Do this >> Repeat the material exactly as it appears.

Dataset records >>
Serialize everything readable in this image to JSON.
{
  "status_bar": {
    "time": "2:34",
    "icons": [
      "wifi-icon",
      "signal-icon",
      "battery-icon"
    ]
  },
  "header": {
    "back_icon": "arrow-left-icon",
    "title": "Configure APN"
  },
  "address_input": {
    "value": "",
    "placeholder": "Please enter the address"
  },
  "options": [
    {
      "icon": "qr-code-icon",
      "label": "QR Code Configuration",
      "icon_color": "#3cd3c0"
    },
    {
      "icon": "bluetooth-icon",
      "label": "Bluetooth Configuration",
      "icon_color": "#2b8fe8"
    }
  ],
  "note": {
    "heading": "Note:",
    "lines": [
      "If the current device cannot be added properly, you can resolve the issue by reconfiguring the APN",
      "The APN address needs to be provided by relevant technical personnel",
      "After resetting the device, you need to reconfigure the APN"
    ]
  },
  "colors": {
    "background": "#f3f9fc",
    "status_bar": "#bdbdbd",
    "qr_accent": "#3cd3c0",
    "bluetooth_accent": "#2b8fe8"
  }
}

Final result >>
Serialize everything readable in this image to JSON.
{
  "status_bar": {
    "time": "2:34",
    "icons": [
      "wifi-icon",
      "signal-icon",
      "battery-icon"
    ]
  },
  "header": {
    "back_icon": "arrow-left-icon",
    "title": "Configure APN"
  },
  "address_input": {
    "value": "",
    "placeholder": "Please enter the address"
  },
  "options": [
    {
      "icon": "qr-code-icon",
      "label": "QR Code Configuration",
      "icon_color": "#3cd3c0"
    },
    {
      "icon": "bluetooth-icon",
      "label": "Bluetooth Configuration",
      "icon_color": "#2b8fe8"
    }
  ],
  "note": {
    "heading": "Note:",
    "lines": [
      "If the current device cannot be added properly, you can resolve the issue by reconfiguring the APN",
      "The APN address needs to be provided by relevant technical personnel",
      "After resetting the device, you need to reconfigure the APN"
    ]
  },
  "colors": {
    "background": "#f3f9fc",
    "status_bar": "#bdbdbd",
    "qr_accent": "#3cd3c0",
    "bluetooth_accent": "#2b8fe8"
  }
}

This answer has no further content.